____ Input material

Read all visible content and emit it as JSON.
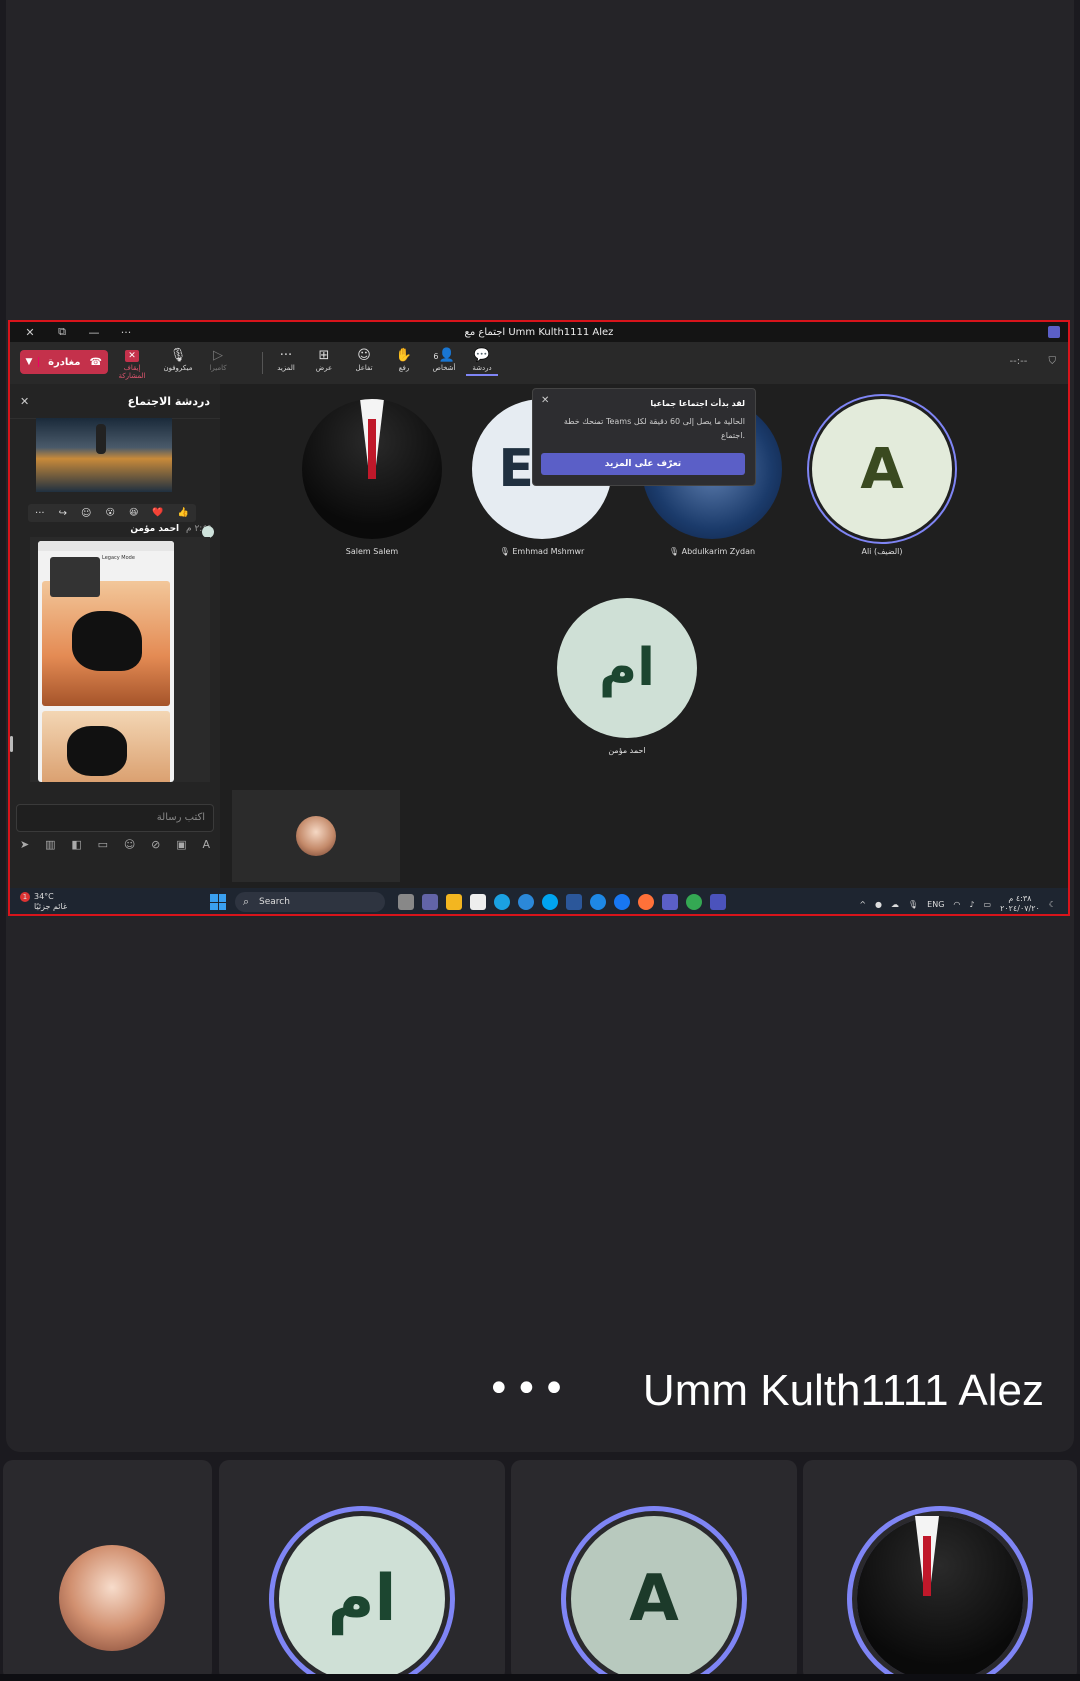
{
  "window": {
    "title": "اجتماع مع Umm Kulth1111 Alez",
    "controls": [
      "✕",
      "⧉",
      "—",
      "···"
    ]
  },
  "toolbar": {
    "leave_label": "مغادرة",
    "share_label": "إيقاف المشاركة",
    "mic_label": "ميكروفون",
    "camera_label": "كاميرا",
    "more_label": "المزيد",
    "view_label": "عرض",
    "react_label": "تفاعل",
    "raise_label": "رفع",
    "people_label": "أشخاص",
    "people_count": "6",
    "chat_label": "دردشة",
    "timer": "--:--"
  },
  "chat": {
    "title": "دردشة الاجتماع",
    "reactions": [
      "👍",
      "❤️",
      "😆",
      "😮"
    ],
    "sender": "احمد مؤمن",
    "time": "٢:٤٩ م",
    "legacy_mode": "Legacy Mode",
    "compose_placeholder": "اكتب رسالة"
  },
  "participants": [
    {
      "name": "Salem Salem"
    },
    {
      "name": "Emhmad Mshmwr",
      "initials": "EM"
    },
    {
      "name": "Abdulkarim Zydan"
    },
    {
      "name": "Ali (الضيف)",
      "initials": "A"
    },
    {
      "name": "احمد مؤمن",
      "initials": "ام"
    }
  ],
  "popup": {
    "title": "لقد بدأت اجتماعا جماعيا",
    "body": "تمنحك خطة Teams الحالية ما يصل إلى 60 دقيقة لكل اجتماع.",
    "button": "تعرّف على المزيد"
  },
  "taskbar": {
    "temp": "34°C",
    "weather": "غائم جزئيًا",
    "badge": "1",
    "search": "Search",
    "lang": "ENG",
    "clock": "٤:٣٨ م",
    "date": "٢٠٢٤/٠٧/٢٠"
  },
  "meeting": {
    "name": "Umm Kulth1111 Alez",
    "more": "•••"
  },
  "strip": [
    {
      "initials": ""
    },
    {
      "initials": "ام"
    },
    {
      "initials": "A"
    },
    {
      "initials": ""
    }
  ]
}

________

» Exercise requirements
Omitting all images, retype each line of the records precisely.

» Expected answer
Read all visible content and emit it as JSON.
{
  "window": {
    "title": "اجتماع مع Umm Kulth1111 Alez",
    "controls": [
      "✕",
      "⧉",
      "—",
      "···"
    ]
  },
  "toolbar": {
    "leave_label": "مغادرة",
    "share_label": "إيقاف المشاركة",
    "mic_label": "ميكروفون",
    "camera_label": "كاميرا",
    "more_label": "المزيد",
    "view_label": "عرض",
    "react_label": "تفاعل",
    "raise_label": "رفع",
    "people_label": "أشخاص",
    "people_count": "6",
    "chat_label": "دردشة",
    "timer": "--:--"
  },
  "chat": {
    "title": "دردشة الاجتماع",
    "reactions": [
      "👍",
      "❤️",
      "😆",
      "😮"
    ],
    "sender": "احمد مؤمن",
    "time": "٢:٤٩ م",
    "legacy_mode": "Legacy Mode",
    "compose_placeholder": "اكتب رسالة"
  },
  "participants": [
    {
      "name": "Salem Salem"
    },
    {
      "name": "Emhmad Mshmwr",
      "initials": "EM"
    },
    {
      "name": "Abdulkarim Zydan"
    },
    {
      "name": "Ali (الضيف)",
      "initials": "A"
    },
    {
      "name": "احمد مؤمن",
      "initials": "ام"
    }
  ],
  "popup": {
    "title": "لقد بدأت اجتماعا جماعيا",
    "body": "تمنحك خطة Teams الحالية ما يصل إلى 60 دقيقة لكل اجتماع.",
    "button": "تعرّف على المزيد"
  },
  "taskbar": {
    "temp": "34°C",
    "weather": "غائم جزئيًا",
    "badge": "1",
    "search": "Search",
    "lang": "ENG",
    "clock": "٤:٣٨ م",
    "date": "٢٠٢٤/٠٧/٢٠"
  },
  "meeting": {
    "name": "Umm Kulth1111 Alez",
    "more": "•••"
  },
  "strip": [
    {
      "initials": ""
    },
    {
      "initials": "ام"
    },
    {
      "initials": "A"
    },
    {
      "initials": ""
    }
  ]
}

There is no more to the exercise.